[TASK GOAL]:
Copy only the lines from the one containing "What does this" through the final line of the records below, exactly as written, with no pictures.

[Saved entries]
= = = =
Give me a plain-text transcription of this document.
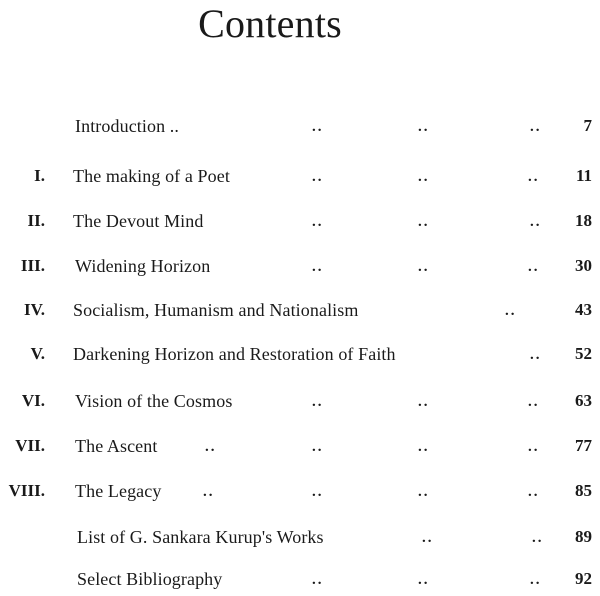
Contents
Introduction ..	..	..	.. 7
I. The making of a Poet	..	..	.. 11
II. The Devout Mind	..	..	.. 18
III. Widening Horizon	..	..	.. 30
IV. Socialism, Humanism and Nationalism	..	43
V. Darkening Horizon and Restoration of Faith	.. 52
VI. Vision of the Cosmos	..	..	.. 63
VII. The Ascent	..	..	..	.. 77
VIII. The Legacy	..	..	..	.. 85
List of G. Sankara Kurup's Works	..	.. 89
Select Bibliography	..	..	.. 92
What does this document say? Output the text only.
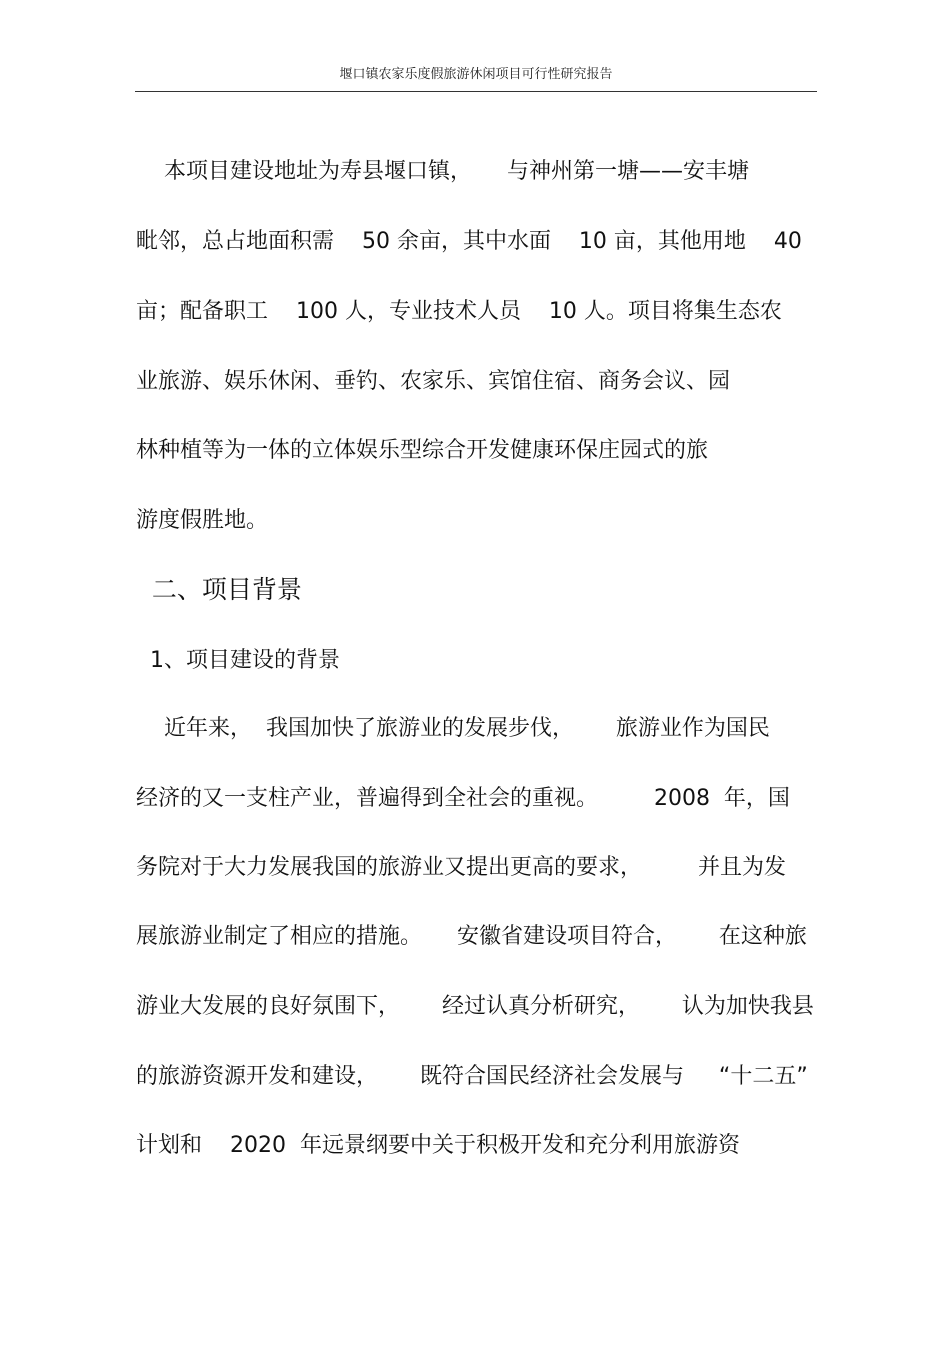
堰口镇农家乐度假旅游休闲项目可行性研究报告
本项目建设地址为寿县堰口镇，     与神州第一塘——安丰塘
毗邻，总占地面积需    50 余亩，其中水面    10 亩，其他用地    40
亩；配备职工    100 人，专业技术人员    10 人。项目将集生态农
业旅游、娱乐休闲、垂钓、农家乐、宾馆住宿、商务会议、园
林种植等为一体的立体娱乐型综合开发健康环保庄园式的旅
游度假胜地。
二、项目背景
1、项目建设的背景
近年来，  我国加快了旅游业的发展步伐，      旅游业作为国民
经济的又一支柱产业，普遍得到全社会的重视。        2008  年，国
务院对于大力发展我国的旅游业又提出更高的要求，        并且为发
展旅游业制定了相应的措施。     安徽省建设项目符合，      在这种旅
游业大发展的良好氛围下，      经过认真分析研究，      认为加快我县
的旅游资源开发和建设，      既符合国民经济社会发展与     “十二五”
计划和    2020  年远景纲要中关于积极开发和充分利用旅游资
= = = =
[SOLVED EXERCISE]:
What does this document say? Output the text only.
堰口镇农家乐度假旅游休闲项目可行性研究报告
本项目建设地址为寿县堰口镇，     与神州第一塘——安丰塘
毗邻，总占地面积需    50 余亩，其中水面    10 亩，其他用地    40
亩；配备职工    100 人，专业技术人员    10 人。项目将集生态农
业旅游、娱乐休闲、垂钓、农家乐、宾馆住宿、商务会议、园
林种植等为一体的立体娱乐型综合开发健康环保庄园式的旅
游度假胜地。
二、项目背景
1、项目建设的背景
近年来，  我国加快了旅游业的发展步伐，      旅游业作为国民
经济的又一支柱产业，普遍得到全社会的重视。        2008  年，国
务院对于大力发展我国的旅游业又提出更高的要求，        并且为发
展旅游业制定了相应的措施。     安徽省建设项目符合，      在这种旅
游业大发展的良好氛围下，      经过认真分析研究，      认为加快我县
的旅游资源开发和建设，      既符合国民经济社会发展与     “十二五”
计划和    2020  年远景纲要中关于积极开发和充分利用旅游资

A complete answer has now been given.